━━━ DATA PROVIDED

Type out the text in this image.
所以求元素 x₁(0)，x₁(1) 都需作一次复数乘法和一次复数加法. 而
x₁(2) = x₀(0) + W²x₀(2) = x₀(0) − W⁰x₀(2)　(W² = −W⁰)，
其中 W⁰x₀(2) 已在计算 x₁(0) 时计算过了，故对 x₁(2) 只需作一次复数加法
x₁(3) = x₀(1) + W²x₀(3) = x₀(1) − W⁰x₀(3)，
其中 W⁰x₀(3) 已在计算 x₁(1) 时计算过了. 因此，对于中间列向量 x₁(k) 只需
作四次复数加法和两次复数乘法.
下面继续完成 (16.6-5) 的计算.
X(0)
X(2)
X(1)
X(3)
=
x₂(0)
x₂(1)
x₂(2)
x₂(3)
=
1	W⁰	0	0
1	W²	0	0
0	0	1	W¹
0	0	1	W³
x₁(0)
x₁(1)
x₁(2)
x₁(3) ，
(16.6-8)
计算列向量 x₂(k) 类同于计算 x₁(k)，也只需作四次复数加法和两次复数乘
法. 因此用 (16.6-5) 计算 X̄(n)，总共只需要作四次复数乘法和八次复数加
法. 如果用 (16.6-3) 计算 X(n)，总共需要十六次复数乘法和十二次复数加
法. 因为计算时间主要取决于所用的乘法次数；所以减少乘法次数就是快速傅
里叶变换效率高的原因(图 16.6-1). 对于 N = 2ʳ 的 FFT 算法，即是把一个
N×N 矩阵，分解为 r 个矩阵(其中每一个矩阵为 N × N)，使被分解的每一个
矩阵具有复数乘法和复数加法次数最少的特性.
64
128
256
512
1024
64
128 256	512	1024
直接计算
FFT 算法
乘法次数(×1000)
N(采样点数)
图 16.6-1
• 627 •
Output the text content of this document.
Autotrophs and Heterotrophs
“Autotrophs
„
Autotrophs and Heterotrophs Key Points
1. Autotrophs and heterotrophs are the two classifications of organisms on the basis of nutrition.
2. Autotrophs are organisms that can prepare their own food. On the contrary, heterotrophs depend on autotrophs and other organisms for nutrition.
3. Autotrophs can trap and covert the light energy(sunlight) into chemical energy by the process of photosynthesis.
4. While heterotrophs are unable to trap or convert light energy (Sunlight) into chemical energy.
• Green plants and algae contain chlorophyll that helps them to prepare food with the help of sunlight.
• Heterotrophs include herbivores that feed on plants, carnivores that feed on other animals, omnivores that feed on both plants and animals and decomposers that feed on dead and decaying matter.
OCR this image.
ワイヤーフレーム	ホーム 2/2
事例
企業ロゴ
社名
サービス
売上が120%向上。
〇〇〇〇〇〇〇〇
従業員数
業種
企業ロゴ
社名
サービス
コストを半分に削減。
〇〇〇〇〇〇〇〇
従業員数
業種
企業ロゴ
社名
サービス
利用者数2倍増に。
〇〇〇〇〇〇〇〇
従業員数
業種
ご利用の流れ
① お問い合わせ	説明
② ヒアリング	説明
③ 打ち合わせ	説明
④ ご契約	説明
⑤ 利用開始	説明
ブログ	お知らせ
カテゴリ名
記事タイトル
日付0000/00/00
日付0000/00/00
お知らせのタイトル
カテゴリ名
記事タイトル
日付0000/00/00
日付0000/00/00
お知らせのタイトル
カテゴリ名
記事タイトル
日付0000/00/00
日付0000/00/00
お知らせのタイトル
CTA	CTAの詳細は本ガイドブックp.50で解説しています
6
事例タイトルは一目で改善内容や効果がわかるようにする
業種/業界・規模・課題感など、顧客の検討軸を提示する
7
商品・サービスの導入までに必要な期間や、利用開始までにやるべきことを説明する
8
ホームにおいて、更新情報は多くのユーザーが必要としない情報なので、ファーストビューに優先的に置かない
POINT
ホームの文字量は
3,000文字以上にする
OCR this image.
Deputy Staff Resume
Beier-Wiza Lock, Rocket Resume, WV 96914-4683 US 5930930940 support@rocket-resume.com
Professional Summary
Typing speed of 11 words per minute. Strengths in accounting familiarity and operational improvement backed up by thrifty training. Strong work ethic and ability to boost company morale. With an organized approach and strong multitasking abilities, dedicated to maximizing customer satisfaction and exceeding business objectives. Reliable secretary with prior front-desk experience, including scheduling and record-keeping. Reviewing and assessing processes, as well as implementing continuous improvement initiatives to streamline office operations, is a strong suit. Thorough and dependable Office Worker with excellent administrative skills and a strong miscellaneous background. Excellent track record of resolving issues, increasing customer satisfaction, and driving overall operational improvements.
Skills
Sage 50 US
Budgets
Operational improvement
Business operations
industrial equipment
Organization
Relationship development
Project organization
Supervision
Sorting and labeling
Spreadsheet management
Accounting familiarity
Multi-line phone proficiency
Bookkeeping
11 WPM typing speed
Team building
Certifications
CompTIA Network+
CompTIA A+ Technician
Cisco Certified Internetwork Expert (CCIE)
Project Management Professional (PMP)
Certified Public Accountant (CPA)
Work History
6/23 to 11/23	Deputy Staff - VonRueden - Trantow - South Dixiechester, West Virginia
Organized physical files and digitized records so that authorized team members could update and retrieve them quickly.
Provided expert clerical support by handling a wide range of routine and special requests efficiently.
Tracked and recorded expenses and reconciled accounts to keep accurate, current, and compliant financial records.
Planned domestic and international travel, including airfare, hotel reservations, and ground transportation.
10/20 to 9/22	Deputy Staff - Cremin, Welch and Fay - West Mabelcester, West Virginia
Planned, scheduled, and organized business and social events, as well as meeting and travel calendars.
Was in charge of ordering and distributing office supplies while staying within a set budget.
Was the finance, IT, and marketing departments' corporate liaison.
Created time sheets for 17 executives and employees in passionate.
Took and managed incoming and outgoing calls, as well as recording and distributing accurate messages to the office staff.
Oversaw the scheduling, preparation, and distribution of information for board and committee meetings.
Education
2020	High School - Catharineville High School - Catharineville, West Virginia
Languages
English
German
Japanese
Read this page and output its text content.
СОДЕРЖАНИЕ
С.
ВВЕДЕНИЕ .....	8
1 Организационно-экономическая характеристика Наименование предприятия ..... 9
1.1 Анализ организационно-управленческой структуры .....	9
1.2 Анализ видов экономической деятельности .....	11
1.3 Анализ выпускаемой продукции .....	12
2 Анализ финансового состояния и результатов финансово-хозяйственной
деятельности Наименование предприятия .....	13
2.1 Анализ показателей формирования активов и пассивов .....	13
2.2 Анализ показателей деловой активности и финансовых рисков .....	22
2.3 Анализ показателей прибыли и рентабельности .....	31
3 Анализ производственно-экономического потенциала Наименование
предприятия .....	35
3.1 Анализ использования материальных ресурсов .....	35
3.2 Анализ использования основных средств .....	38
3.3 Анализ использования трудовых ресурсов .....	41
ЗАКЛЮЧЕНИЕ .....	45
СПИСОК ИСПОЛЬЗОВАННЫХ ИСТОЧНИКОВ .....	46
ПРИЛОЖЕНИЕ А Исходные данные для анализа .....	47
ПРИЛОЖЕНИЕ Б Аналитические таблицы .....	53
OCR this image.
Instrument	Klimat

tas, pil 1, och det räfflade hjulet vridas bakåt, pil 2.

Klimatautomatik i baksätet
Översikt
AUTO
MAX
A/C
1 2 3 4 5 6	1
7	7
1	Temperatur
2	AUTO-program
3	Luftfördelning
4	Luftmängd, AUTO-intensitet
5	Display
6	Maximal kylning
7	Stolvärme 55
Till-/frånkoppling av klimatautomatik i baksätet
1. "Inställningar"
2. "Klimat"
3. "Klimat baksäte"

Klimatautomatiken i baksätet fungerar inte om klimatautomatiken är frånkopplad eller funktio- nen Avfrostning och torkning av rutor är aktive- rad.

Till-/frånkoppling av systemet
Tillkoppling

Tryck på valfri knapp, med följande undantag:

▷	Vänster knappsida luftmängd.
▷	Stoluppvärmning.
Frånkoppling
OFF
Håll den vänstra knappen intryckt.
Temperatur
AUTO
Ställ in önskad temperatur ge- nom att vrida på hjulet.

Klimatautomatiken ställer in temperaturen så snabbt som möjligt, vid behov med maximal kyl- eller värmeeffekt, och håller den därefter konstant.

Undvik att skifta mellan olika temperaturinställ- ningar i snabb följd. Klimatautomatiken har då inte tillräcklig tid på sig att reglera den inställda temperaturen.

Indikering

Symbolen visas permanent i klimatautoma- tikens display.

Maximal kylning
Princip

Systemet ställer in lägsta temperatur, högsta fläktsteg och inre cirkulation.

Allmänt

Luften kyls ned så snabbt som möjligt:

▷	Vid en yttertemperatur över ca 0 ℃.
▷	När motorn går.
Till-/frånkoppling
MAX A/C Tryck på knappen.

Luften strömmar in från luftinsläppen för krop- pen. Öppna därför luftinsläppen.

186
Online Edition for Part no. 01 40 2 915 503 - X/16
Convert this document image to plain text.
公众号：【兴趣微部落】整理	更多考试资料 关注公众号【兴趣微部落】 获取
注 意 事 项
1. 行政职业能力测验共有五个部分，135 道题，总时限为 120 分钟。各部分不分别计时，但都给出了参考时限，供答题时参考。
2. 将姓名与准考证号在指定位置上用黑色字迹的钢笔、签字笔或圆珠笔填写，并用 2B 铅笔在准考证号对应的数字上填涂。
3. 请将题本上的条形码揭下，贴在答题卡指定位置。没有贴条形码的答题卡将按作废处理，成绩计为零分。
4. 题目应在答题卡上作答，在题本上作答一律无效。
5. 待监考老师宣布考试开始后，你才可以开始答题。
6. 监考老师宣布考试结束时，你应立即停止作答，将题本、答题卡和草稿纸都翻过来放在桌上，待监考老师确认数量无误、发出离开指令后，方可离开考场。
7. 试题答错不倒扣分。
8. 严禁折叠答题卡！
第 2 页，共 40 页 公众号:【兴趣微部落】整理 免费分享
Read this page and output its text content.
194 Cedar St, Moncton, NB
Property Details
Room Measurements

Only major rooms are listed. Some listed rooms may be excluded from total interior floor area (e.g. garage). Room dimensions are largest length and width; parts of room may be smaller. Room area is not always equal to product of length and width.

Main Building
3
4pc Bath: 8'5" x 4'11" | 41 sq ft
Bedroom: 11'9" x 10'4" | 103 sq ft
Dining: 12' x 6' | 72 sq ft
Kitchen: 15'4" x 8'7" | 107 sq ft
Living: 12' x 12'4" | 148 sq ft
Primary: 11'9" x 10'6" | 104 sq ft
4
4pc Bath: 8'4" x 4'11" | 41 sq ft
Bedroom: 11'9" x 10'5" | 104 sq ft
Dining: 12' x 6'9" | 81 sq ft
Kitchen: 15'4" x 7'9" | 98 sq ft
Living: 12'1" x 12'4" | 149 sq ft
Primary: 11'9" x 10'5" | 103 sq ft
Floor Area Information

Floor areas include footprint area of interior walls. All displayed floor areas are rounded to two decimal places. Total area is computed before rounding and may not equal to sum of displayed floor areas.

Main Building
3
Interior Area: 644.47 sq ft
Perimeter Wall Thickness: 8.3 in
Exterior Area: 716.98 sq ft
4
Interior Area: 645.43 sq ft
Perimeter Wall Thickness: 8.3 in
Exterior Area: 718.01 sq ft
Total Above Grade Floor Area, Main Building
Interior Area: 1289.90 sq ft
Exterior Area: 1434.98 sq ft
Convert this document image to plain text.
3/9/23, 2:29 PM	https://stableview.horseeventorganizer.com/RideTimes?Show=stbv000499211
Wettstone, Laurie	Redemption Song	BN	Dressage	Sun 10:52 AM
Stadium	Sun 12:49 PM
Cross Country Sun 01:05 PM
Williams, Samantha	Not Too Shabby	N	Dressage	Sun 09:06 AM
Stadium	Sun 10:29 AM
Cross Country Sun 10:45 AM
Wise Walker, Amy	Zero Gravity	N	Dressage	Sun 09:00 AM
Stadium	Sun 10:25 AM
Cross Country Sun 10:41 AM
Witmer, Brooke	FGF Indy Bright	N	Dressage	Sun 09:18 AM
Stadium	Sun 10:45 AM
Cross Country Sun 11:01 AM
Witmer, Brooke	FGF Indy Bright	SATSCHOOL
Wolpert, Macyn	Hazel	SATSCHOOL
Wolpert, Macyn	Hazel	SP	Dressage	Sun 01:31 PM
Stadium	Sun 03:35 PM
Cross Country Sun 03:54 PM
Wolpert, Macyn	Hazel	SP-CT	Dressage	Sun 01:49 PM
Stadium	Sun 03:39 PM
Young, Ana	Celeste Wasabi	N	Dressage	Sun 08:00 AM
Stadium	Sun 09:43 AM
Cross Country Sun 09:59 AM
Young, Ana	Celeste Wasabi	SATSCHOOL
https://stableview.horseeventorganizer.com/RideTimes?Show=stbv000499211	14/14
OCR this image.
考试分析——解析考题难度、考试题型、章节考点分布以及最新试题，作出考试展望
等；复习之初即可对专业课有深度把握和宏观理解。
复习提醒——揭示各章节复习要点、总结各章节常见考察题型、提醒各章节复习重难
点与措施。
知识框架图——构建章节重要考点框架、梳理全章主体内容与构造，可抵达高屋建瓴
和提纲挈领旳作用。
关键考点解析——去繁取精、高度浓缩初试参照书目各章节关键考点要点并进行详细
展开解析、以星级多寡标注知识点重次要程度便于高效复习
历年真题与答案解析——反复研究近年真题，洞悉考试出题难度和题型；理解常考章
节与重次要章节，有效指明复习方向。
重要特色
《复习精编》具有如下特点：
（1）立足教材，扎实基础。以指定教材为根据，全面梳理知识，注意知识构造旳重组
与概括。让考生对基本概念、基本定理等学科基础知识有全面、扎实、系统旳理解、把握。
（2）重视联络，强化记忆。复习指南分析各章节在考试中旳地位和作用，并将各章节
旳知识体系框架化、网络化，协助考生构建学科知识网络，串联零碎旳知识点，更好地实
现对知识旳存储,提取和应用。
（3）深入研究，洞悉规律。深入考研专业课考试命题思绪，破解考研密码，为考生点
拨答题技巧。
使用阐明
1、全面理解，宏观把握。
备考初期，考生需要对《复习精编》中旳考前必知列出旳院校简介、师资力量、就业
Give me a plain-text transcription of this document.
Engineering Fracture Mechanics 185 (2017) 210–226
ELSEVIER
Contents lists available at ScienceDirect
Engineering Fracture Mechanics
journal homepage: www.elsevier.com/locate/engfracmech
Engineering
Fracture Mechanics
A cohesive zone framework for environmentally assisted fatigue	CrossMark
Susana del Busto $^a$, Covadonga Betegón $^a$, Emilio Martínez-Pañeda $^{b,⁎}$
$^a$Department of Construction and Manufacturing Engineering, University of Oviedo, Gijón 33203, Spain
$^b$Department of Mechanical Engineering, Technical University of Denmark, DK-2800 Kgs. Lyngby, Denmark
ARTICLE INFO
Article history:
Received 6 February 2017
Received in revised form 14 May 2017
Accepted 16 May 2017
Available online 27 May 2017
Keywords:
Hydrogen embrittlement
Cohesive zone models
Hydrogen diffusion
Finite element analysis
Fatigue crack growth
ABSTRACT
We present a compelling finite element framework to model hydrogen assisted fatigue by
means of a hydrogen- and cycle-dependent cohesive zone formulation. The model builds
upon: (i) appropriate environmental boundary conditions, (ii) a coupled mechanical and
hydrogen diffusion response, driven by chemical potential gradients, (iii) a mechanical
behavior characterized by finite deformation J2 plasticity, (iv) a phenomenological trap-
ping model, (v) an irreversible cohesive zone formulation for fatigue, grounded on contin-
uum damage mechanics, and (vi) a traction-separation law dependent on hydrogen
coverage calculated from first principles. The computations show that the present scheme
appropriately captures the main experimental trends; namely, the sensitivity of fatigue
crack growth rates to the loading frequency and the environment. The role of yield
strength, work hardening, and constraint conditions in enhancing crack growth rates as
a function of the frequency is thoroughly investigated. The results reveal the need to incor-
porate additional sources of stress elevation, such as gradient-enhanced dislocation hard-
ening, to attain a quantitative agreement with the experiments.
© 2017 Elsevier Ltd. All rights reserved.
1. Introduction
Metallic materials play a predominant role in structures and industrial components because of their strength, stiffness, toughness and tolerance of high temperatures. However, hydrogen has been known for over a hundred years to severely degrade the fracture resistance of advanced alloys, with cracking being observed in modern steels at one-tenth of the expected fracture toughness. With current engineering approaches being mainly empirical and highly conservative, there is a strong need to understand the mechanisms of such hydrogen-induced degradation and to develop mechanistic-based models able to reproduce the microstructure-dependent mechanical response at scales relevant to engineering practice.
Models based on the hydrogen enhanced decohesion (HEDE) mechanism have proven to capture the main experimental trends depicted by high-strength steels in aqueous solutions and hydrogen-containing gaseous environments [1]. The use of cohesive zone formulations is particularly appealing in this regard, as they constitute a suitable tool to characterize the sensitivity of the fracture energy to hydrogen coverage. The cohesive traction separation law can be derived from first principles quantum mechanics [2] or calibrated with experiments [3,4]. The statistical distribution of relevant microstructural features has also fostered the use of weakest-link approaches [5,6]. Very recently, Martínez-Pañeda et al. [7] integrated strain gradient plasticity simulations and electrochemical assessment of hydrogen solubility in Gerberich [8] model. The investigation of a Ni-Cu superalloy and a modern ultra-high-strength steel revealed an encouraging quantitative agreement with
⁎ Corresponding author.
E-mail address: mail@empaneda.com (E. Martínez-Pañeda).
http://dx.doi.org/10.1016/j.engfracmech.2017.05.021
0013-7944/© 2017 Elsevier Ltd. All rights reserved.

━━━━━━

• **WHAT IS BEING ASKED**:
Extract, from the material above, each line holding the word "University".

• **OUTPUT OF THE TASK**:
$^a$Department of Construction and Manufacturing Engineering, University of Oviedo, Gijón 33203, Spain
$^b$Department of Mechanical Engineering, Technical University of Denmark, DK-2800 Kgs. Lyngby, Denmark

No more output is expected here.